**Work request**
Exact repetition of every entry is required.

BEGIN Given information

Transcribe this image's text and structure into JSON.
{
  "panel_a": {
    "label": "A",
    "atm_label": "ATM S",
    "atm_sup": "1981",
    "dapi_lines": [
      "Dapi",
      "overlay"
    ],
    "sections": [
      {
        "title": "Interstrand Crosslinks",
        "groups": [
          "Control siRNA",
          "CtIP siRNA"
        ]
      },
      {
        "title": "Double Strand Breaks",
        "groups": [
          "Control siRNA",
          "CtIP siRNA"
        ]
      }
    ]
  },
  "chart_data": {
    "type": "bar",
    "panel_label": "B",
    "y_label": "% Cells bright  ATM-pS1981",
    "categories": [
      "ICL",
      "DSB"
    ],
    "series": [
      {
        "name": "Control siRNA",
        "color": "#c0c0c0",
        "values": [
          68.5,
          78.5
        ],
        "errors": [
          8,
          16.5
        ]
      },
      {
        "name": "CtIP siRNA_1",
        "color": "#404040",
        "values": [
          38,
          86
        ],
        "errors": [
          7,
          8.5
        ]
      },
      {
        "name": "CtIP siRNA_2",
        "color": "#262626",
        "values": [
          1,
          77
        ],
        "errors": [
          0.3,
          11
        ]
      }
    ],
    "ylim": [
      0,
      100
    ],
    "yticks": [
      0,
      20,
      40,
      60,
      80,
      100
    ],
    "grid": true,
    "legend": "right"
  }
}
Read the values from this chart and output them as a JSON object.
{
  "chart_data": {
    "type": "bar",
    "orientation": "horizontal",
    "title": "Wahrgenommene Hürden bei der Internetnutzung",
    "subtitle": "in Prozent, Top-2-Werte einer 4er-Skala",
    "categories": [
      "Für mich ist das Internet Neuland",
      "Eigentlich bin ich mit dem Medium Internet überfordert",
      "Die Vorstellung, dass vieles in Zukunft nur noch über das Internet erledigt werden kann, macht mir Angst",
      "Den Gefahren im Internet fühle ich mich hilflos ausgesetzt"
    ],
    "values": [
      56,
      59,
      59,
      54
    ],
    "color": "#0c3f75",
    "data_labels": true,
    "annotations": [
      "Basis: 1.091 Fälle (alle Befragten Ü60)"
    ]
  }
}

END Given information

**Exercise result**
Transcribe this image's text and structure into JSON.
{
  "panel_a": {
    "label": "A",
    "atm_label": "ATM S",
    "atm_sup": "1981",
    "dapi_lines": [
      "Dapi",
      "overlay"
    ],
    "sections": [
      {
        "title": "Interstrand Crosslinks",
        "groups": [
          "Control siRNA",
          "CtIP siRNA"
        ]
      },
      {
        "title": "Double Strand Breaks",
        "groups": [
          "Control siRNA",
          "CtIP siRNA"
        ]
      }
    ]
  },
  "chart_data": {
    "type": "bar",
    "panel_label": "B",
    "y_label": "% Cells bright  ATM-pS1981",
    "categories": [
      "ICL",
      "DSB"
    ],
    "series": [
      {
        "name": "Control siRNA",
        "color": "#c0c0c0",
        "values": [
          68.5,
          78.5
        ],
        "errors": [
          8,
          16.5
        ]
      },
      {
        "name": "CtIP siRNA_1",
        "color": "#404040",
        "values": [
          38,
          86
        ],
        "errors": [
          7,
          8.5
        ]
      },
      {
        "name": "CtIP siRNA_2",
        "color": "#262626",
        "values": [
          1,
          77
        ],
        "errors": [
          0.3,
          11
        ]
      }
    ],
    "ylim": [
      0,
      100
    ],
    "yticks": [
      0,
      20,
      40,
      60,
      80,
      100
    ],
    "grid": true,
    "legend": "right"
  }
}
Read the values from this chart and output them as a JSON object.
{
  "chart_data": {
    "type": "bar",
    "orientation": "horizontal",
    "title": "Wahrgenommene Hürden bei der Internetnutzung",
    "subtitle": "in Prozent, Top-2-Werte einer 4er-Skala",
    "categories": [
      "Für mich ist das Internet Neuland",
      "Eigentlich bin ich mit dem Medium Internet überfordert",
      "Die Vorstellung, dass vieles in Zukunft nur noch über das Internet erledigt werden kann, macht mir Angst",
      "Den Gefahren im Internet fühle ich mich hilflos ausgesetzt"
    ],
    "values": [
      56,
      59,
      59,
      54
    ],
    "color": "#0c3f75",
    "data_labels": true,
    "annotations": [
      "Basis: 1.091 Fälle (alle Befragten Ü60)"
    ]
  }
}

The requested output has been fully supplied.